## Given instruction
Say how many lines of the listing below contain "home", giving the number and nothing else.

☆ ☆ ☆

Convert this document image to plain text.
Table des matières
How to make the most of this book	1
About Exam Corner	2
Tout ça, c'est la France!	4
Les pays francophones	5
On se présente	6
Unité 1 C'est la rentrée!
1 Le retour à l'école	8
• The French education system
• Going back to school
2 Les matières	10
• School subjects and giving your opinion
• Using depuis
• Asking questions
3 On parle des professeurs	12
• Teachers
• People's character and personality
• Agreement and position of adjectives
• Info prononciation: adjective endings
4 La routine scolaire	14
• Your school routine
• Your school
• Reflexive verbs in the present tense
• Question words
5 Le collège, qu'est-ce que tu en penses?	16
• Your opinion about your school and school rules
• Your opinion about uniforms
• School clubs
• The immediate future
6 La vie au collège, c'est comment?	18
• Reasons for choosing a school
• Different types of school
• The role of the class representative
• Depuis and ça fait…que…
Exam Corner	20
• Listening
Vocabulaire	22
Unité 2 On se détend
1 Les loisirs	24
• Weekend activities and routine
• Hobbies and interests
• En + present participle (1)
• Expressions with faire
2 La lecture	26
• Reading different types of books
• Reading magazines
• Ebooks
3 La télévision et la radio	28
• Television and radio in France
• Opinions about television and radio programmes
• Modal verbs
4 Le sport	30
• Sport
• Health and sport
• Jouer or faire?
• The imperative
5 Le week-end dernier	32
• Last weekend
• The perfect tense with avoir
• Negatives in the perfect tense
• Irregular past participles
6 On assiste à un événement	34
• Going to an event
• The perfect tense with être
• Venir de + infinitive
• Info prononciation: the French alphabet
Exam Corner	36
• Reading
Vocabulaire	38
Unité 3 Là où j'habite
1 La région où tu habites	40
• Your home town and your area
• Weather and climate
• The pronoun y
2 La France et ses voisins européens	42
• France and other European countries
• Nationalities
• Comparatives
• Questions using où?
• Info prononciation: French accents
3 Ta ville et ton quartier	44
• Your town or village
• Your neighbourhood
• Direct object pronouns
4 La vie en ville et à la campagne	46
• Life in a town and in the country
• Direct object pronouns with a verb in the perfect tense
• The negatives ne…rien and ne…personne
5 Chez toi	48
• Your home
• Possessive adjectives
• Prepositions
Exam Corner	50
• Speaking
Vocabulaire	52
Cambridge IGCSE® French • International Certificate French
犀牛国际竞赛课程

☆ ☆ ☆

## Reply to the exercise
2